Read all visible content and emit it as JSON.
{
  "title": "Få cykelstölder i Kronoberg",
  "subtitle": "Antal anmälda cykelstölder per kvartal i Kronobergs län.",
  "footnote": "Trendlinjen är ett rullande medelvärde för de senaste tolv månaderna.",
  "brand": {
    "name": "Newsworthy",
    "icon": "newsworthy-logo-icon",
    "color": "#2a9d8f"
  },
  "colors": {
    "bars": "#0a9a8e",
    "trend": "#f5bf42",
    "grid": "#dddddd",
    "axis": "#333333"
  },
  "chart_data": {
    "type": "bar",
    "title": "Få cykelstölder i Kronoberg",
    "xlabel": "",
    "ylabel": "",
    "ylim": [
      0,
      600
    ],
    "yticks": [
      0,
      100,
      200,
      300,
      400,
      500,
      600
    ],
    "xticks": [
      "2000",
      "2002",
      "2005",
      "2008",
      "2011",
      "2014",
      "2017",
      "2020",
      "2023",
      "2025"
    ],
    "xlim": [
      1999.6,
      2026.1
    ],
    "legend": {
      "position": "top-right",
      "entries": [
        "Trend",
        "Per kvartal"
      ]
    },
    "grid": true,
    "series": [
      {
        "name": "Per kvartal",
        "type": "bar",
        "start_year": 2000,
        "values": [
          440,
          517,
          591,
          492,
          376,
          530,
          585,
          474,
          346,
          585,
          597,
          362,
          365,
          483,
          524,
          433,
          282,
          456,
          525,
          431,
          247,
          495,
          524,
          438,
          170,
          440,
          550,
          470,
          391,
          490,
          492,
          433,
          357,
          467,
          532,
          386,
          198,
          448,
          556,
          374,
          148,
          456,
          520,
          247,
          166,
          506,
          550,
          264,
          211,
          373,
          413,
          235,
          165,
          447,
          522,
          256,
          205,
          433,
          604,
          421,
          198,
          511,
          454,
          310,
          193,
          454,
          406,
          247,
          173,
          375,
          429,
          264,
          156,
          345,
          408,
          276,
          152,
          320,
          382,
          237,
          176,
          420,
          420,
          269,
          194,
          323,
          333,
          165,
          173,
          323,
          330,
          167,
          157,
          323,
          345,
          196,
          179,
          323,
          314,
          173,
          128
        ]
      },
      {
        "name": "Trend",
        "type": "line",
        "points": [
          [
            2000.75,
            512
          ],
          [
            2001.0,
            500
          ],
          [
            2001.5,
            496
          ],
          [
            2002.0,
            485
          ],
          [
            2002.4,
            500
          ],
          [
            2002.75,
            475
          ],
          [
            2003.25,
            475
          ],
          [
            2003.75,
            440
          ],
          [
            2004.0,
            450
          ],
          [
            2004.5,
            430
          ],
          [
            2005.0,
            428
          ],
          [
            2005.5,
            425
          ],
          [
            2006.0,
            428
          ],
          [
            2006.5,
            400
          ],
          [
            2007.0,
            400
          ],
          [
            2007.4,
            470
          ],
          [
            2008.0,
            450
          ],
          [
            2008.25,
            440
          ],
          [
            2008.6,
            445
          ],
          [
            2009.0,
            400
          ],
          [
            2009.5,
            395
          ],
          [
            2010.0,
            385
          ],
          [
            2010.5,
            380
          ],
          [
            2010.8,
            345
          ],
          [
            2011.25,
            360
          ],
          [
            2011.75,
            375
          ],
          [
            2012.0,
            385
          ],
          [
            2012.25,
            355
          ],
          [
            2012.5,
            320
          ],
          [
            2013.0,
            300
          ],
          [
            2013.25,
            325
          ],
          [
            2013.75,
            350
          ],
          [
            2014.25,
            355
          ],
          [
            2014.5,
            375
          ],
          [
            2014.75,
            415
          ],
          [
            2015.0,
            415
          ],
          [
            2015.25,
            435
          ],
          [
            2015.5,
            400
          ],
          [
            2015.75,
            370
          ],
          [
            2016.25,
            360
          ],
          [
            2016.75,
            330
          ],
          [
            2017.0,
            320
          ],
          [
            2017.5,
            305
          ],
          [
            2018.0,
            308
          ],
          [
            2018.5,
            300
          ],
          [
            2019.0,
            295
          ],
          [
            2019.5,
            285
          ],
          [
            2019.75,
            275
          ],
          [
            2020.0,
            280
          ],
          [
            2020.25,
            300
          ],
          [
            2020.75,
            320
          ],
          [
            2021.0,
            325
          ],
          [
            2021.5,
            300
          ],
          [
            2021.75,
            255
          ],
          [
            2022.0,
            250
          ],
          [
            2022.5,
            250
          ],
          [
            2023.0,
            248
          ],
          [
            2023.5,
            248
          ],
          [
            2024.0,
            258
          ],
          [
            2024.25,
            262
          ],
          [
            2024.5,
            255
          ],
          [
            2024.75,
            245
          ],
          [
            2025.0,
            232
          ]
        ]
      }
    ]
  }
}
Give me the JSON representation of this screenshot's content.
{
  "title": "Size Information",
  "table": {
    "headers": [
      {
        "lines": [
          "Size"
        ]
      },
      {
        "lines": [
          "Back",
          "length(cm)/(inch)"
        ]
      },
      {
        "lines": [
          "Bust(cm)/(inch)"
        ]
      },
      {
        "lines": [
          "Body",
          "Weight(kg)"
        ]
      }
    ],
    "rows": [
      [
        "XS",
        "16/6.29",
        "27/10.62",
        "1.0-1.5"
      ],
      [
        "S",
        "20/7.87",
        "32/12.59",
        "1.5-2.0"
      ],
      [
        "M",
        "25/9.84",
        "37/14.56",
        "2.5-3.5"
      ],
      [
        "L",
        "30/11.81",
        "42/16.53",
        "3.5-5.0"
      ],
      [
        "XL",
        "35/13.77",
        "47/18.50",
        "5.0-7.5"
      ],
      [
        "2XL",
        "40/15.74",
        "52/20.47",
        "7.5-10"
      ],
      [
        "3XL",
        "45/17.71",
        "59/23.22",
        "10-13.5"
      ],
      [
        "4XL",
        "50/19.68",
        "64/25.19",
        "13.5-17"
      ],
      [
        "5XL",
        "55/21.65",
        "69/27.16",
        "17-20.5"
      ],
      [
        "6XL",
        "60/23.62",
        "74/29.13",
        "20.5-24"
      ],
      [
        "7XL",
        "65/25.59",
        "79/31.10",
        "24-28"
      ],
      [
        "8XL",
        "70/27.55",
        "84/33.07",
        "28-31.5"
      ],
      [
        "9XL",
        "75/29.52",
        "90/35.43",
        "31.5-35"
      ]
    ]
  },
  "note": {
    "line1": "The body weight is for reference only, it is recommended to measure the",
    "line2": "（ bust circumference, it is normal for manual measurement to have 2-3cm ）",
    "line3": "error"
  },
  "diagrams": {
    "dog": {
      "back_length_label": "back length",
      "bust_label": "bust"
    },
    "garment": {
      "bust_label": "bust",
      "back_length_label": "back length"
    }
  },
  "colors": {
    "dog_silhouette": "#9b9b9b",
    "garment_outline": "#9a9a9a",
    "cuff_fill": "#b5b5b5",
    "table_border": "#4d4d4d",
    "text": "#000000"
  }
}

■ ■ ■ ■ ■ ■ ■

### PROBLEM STATEMENT
Provide an exact reproduction of all the entries shown above.

### SOLUTION TO THIS EXERCISE
Read all visible content and emit it as JSON.
{
  "title": "Få cykelstölder i Kronoberg",
  "subtitle": "Antal anmälda cykelstölder per kvartal i Kronobergs län.",
  "footnote": "Trendlinjen är ett rullande medelvärde för de senaste tolv månaderna.",
  "brand": {
    "name": "Newsworthy",
    "icon": "newsworthy-logo-icon",
    "color": "#2a9d8f"
  },
  "colors": {
    "bars": "#0a9a8e",
    "trend": "#f5bf42",
    "grid": "#dddddd",
    "axis": "#333333"
  },
  "chart_data": {
    "type": "bar",
    "title": "Få cykelstölder i Kronoberg",
    "xlabel": "",
    "ylabel": "",
    "ylim": [
      0,
      600
    ],
    "yticks": [
      0,
      100,
      200,
      300,
      400,
      500,
      600
    ],
    "xticks": [
      "2000",
      "2002",
      "2005",
      "2008",
      "2011",
      "2014",
      "2017",
      "2020",
      "2023",
      "2025"
    ],
    "xlim": [
      1999.6,
      2026.1
    ],
    "legend": {
      "position": "top-right",
      "entries": [
        "Trend",
        "Per kvartal"
      ]
    },
    "grid": true,
    "series": [
      {
        "name": "Per kvartal",
        "type": "bar",
        "start_year": 2000,
        "values": [
          440,
          517,
          591,
          492,
          376,
          530,
          585,
          474,
          346,
          585,
          597,
          362,
          365,
          483,
          524,
          433,
          282,
          456,
          525,
          431,
          247,
          495,
          524,
          438,
          170,
          440,
          550,
          470,
          391,
          490,
          492,
          433,
          357,
          467,
          532,
          386,
          198,
          448,
          556,
          374,
          148,
          456,
          520,
          247,
          166,
          506,
          550,
          264,
          211,
          373,
          413,
          235,
          165,
          447,
          522,
          256,
          205,
          433,
          604,
          421,
          198,
          511,
          454,
          310,
          193,
          454,
          406,
          247,
          173,
          375,
          429,
          264,
          156,
          345,
          408,
          276,
          152,
          320,
          382,
          237,
          176,
          420,
          420,
          269,
          194,
          323,
          333,
          165,
          173,
          323,
          330,
          167,
          157,
          323,
          345,
          196,
          179,
          323,
          314,
          173,
          128
        ]
      },
      {
        "name": "Trend",
        "type": "line",
        "points": [
          [
            2000.75,
            512
          ],
          [
            2001.0,
            500
          ],
          [
            2001.5,
            496
          ],
          [
            2002.0,
            485
          ],
          [
            2002.4,
            500
          ],
          [
            2002.75,
            475
          ],
          [
            2003.25,
            475
          ],
          [
            2003.75,
            440
          ],
          [
            2004.0,
            450
          ],
          [
            2004.5,
            430
          ],
          [
            2005.0,
            428
          ],
          [
            2005.5,
            425
          ],
          [
            2006.0,
            428
          ],
          [
            2006.5,
            400
          ],
          [
            2007.0,
            400
          ],
          [
            2007.4,
            470
          ],
          [
            2008.0,
            450
          ],
          [
            2008.25,
            440
          ],
          [
            2008.6,
            445
          ],
          [
            2009.0,
            400
          ],
          [
            2009.5,
            395
          ],
          [
            2010.0,
            385
          ],
          [
            2010.5,
            380
          ],
          [
            2010.8,
            345
          ],
          [
            2011.25,
            360
          ],
          [
            2011.75,
            375
          ],
          [
            2012.0,
            385
          ],
          [
            2012.25,
            355
          ],
          [
            2012.5,
            320
          ],
          [
            2013.0,
            300
          ],
          [
            2013.25,
            325
          ],
          [
            2013.75,
            350
          ],
          [
            2014.25,
            355
          ],
          [
            2014.5,
            375
          ],
          [
            2014.75,
            415
          ],
          [
            2015.0,
            415
          ],
          [
            2015.25,
            435
          ],
          [
            2015.5,
            400
          ],
          [
            2015.75,
            370
          ],
          [
            2016.25,
            360
          ],
          [
            2016.75,
            330
          ],
          [
            2017.0,
            320
          ],
          [
            2017.5,
            305
          ],
          [
            2018.0,
            308
          ],
          [
            2018.5,
            300
          ],
          [
            2019.0,
            295
          ],
          [
            2019.5,
            285
          ],
          [
            2019.75,
            275
          ],
          [
            2020.0,
            280
          ],
          [
            2020.25,
            300
          ],
          [
            2020.75,
            320
          ],
          [
            2021.0,
            325
          ],
          [
            2021.5,
            300
          ],
          [
            2021.75,
            255
          ],
          [
            2022.0,
            250
          ],
          [
            2022.5,
            250
          ],
          [
            2023.0,
            248
          ],
          [
            2023.5,
            248
          ],
          [
            2024.0,
            258
          ],
          [
            2024.25,
            262
          ],
          [
            2024.5,
            255
          ],
          [
            2024.75,
            245
          ],
          [
            2025.0,
            232
          ]
        ]
      }
    ]
  }
}
Give me the JSON representation of this screenshot's content.
{
  "title": "Size Information",
  "table": {
    "headers": [
      {
        "lines": [
          "Size"
        ]
      },
      {
        "lines": [
          "Back",
          "length(cm)/(inch)"
        ]
      },
      {
        "lines": [
          "Bust(cm)/(inch)"
        ]
      },
      {
        "lines": [
          "Body",
          "Weight(kg)"
        ]
      }
    ],
    "rows": [
      [
        "XS",
        "16/6.29",
        "27/10.62",
        "1.0-1.5"
      ],
      [
        "S",
        "20/7.87",
        "32/12.59",
        "1.5-2.0"
      ],
      [
        "M",
        "25/9.84",
        "37/14.56",
        "2.5-3.5"
      ],
      [
        "L",
        "30/11.81",
        "42/16.53",
        "3.5-5.0"
      ],
      [
        "XL",
        "35/13.77",
        "47/18.50",
        "5.0-7.5"
      ],
      [
        "2XL",
        "40/15.74",
        "52/20.47",
        "7.5-10"
      ],
      [
        "3XL",
        "45/17.71",
        "59/23.22",
        "10-13.5"
      ],
      [
        "4XL",
        "50/19.68",
        "64/25.19",
        "13.5-17"
      ],
      [
        "5XL",
        "55/21.65",
        "69/27.16",
        "17-20.5"
      ],
      [
        "6XL",
        "60/23.62",
        "74/29.13",
        "20.5-24"
      ],
      [
        "7XL",
        "65/25.59",
        "79/31.10",
        "24-28"
      ],
      [
        "8XL",
        "70/27.55",
        "84/33.07",
        "28-31.5"
      ],
      [
        "9XL",
        "75/29.52",
        "90/35.43",
        "31.5-35"
      ]
    ]
  },
  "note": {
    "line1": "The body weight is for reference only, it is recommended to measure the",
    "line2": "（ bust circumference, it is normal for manual measurement to have 2-3cm ）",
    "line3": "error"
  },
  "diagrams": {
    "dog": {
      "back_length_label": "back length",
      "bust_label": "bust"
    },
    "garment": {
      "bust_label": "bust",
      "back_length_label": "back length"
    }
  },
  "colors": {
    "dog_silhouette": "#9b9b9b",
    "garment_outline": "#9a9a9a",
    "cuff_fill": "#b5b5b5",
    "table_border": "#4d4d4d",
    "text": "#000000"
  }
}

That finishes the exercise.